## Set task
Pull out every line containing the string "people".

** START OF Records supplied **

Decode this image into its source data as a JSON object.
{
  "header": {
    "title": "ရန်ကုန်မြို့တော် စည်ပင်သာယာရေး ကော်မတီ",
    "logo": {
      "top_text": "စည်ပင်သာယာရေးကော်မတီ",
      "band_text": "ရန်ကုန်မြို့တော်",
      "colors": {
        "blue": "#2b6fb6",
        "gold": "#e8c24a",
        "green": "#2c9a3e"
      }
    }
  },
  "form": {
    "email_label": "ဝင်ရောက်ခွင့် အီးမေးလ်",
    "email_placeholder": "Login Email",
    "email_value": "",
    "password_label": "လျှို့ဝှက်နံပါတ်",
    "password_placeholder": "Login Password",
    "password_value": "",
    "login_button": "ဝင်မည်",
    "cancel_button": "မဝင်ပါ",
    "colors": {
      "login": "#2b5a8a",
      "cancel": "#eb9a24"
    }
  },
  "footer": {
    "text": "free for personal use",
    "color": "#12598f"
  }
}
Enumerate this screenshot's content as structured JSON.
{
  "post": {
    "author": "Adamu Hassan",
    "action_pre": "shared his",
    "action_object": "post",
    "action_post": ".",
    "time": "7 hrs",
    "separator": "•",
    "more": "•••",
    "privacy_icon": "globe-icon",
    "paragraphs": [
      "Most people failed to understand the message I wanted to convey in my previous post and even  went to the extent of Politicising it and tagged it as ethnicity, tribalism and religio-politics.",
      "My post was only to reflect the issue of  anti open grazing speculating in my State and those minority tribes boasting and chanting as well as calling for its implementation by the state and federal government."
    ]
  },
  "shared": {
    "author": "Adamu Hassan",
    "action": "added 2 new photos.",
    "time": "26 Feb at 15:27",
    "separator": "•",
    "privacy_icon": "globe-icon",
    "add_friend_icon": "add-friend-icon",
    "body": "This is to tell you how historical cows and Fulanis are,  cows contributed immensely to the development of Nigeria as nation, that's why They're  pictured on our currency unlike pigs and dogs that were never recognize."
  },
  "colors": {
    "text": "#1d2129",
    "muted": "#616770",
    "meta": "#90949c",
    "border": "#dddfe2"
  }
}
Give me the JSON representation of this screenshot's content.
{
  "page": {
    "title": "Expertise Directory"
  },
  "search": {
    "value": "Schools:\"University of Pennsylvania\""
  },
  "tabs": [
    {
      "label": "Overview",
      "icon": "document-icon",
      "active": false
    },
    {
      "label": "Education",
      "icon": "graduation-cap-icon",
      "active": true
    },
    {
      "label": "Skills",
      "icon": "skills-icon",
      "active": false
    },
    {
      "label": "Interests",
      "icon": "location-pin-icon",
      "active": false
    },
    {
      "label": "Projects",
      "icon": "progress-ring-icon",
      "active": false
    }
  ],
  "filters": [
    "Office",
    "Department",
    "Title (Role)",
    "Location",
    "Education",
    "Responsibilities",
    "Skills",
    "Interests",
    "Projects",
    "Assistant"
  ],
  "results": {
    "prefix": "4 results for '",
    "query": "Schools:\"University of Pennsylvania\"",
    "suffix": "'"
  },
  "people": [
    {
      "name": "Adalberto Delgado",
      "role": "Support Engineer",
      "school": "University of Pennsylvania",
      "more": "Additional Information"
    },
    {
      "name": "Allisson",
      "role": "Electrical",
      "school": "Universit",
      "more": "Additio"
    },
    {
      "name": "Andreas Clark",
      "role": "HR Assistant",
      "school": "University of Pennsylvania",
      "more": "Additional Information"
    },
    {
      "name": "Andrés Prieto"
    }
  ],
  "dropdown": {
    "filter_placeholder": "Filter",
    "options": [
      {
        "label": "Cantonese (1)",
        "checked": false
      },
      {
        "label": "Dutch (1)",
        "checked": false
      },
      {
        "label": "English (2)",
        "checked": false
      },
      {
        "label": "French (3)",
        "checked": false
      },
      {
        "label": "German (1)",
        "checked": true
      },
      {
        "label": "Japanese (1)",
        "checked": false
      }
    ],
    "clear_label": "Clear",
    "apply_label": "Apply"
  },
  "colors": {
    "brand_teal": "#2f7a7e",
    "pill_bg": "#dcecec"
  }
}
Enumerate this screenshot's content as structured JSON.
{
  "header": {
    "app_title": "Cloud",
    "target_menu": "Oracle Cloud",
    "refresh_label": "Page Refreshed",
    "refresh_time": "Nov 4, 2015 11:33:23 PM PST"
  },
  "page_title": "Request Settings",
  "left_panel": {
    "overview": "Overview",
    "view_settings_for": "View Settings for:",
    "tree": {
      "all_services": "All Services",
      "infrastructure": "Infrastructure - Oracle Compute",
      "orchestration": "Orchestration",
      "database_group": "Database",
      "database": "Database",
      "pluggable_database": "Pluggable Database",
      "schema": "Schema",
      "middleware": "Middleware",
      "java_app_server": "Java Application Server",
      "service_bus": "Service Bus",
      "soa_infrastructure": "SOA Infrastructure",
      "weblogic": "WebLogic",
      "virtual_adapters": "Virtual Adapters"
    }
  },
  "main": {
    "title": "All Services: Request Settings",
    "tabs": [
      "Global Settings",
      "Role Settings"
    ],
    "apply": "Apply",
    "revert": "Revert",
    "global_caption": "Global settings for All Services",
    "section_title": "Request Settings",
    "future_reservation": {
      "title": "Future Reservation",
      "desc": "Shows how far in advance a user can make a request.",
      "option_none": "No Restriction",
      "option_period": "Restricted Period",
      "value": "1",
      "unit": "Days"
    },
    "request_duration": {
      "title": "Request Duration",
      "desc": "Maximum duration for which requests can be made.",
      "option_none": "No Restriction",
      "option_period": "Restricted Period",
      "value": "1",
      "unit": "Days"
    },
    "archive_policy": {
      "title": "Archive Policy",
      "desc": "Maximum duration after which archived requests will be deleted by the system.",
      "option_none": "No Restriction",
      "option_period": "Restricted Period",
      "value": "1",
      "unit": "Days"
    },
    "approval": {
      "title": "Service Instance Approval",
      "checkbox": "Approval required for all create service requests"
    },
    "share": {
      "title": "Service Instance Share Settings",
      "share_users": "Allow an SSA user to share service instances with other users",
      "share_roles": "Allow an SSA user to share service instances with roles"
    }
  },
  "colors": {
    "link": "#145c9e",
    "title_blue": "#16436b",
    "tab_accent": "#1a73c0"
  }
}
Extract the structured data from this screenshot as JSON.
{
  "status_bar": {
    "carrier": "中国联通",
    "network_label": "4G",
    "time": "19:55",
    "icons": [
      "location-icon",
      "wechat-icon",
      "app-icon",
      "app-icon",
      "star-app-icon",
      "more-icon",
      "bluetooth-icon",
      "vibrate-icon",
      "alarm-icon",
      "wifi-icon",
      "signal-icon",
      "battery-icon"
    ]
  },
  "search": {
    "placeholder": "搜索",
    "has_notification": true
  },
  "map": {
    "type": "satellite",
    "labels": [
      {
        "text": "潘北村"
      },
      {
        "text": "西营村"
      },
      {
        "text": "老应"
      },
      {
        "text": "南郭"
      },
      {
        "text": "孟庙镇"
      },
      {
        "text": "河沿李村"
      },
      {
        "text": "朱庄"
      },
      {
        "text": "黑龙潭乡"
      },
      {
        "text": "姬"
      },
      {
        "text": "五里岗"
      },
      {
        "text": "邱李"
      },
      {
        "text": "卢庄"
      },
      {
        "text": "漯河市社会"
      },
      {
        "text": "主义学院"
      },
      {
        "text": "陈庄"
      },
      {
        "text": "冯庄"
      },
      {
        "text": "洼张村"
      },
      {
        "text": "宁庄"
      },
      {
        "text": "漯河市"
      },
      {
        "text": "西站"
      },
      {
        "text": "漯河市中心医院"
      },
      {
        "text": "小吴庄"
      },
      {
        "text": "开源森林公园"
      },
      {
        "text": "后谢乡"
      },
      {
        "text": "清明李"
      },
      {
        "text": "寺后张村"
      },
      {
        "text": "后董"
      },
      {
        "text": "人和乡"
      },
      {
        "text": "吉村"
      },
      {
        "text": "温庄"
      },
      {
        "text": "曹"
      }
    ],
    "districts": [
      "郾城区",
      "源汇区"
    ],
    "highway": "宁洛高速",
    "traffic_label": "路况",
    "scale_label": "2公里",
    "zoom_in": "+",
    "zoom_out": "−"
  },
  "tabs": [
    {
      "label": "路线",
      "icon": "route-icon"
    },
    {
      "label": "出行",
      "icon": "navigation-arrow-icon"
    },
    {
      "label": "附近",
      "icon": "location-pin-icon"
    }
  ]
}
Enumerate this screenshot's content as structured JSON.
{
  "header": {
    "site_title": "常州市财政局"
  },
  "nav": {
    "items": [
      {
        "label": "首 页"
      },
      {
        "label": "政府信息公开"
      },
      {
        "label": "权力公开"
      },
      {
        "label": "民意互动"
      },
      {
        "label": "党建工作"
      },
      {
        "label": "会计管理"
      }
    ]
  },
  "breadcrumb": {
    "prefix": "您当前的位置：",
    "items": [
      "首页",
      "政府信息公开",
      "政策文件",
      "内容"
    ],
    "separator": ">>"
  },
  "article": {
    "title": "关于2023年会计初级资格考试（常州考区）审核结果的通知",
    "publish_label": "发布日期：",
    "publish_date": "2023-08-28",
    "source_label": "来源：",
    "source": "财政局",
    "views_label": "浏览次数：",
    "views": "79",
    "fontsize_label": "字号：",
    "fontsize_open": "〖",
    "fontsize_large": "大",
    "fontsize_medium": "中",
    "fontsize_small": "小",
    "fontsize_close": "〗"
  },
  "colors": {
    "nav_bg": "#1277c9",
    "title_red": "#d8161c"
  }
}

** END OF Records supplied **

## Answer
      "Most people failed to understand the message I wanted to convey in my previous post and even  went to the extent of Politicising it and tagged it as ethnicity, tribalism and religio-politics.",
  "people": [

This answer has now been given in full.